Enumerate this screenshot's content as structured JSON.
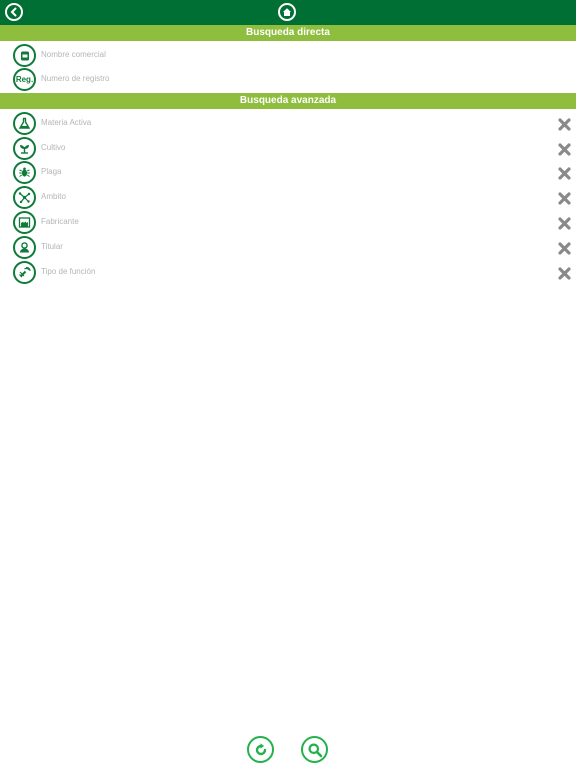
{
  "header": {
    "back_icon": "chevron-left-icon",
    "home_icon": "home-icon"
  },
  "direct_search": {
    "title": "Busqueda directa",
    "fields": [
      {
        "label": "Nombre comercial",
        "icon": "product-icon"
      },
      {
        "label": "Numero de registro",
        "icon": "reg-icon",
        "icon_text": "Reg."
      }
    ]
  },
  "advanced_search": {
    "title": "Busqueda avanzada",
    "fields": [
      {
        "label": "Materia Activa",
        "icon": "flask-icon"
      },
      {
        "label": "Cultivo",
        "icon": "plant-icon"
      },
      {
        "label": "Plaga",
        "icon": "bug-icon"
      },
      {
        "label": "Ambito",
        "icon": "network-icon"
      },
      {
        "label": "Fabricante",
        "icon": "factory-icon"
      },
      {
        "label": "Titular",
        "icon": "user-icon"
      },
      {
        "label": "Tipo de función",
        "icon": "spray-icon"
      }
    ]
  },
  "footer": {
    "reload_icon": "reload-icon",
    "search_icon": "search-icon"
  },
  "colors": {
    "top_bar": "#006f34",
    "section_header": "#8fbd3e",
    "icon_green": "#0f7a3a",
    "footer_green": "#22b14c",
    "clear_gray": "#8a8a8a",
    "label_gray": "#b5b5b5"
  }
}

....................

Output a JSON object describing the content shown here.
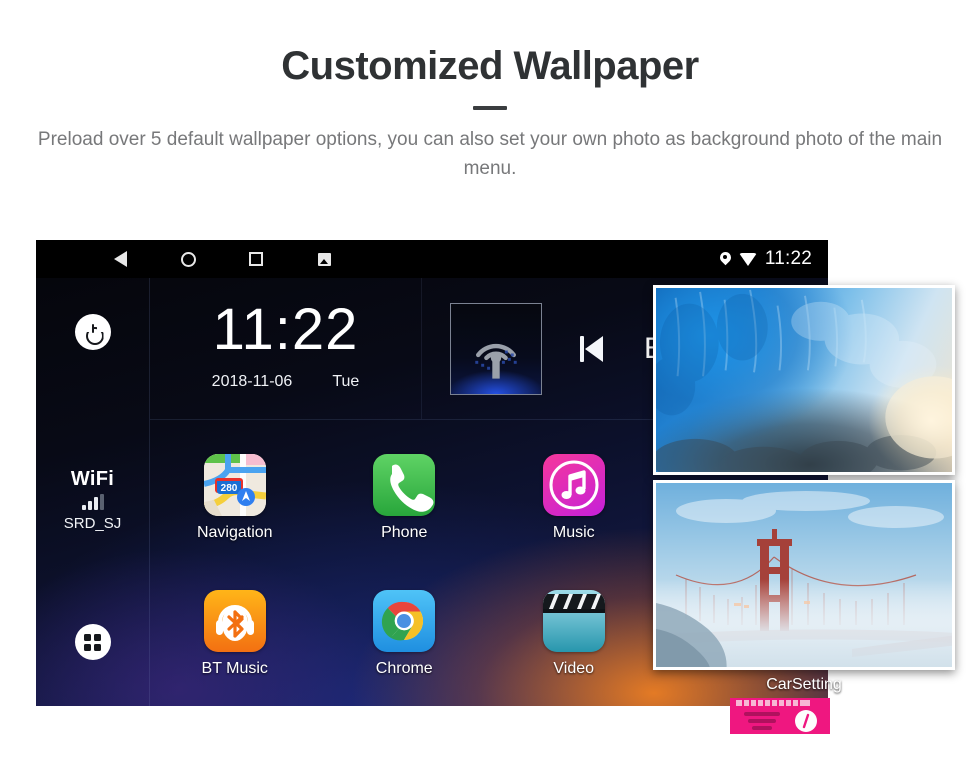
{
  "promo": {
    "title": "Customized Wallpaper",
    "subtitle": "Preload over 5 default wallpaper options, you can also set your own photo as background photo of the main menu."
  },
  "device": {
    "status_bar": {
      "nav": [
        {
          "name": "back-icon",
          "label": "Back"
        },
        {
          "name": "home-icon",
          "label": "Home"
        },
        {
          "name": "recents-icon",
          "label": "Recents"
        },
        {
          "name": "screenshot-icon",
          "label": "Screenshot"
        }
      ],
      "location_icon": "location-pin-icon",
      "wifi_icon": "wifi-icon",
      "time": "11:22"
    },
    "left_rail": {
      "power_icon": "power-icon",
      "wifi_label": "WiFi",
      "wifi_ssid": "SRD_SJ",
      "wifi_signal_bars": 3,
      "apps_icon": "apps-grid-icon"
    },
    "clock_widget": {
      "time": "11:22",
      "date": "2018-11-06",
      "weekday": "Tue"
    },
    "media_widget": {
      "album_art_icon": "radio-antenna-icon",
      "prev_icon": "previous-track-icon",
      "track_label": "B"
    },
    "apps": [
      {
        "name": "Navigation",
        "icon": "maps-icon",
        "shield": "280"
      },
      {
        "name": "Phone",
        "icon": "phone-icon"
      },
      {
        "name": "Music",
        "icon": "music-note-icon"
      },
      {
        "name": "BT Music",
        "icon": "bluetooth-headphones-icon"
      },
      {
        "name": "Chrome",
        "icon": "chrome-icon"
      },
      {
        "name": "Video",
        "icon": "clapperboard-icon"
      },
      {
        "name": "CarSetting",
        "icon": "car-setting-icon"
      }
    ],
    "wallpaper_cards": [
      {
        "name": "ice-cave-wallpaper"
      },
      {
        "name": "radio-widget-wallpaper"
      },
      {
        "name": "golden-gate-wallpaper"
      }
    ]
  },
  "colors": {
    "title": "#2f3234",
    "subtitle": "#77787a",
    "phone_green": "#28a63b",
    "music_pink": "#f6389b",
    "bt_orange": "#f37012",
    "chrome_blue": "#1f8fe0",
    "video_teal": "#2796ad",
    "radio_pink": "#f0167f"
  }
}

....................

* _WHAT YOU HAVE TO DO_: Check each line of the data above for the string "JSON", then report how many lines have it, with no other words.

* _WORKED SOLUTION_: 2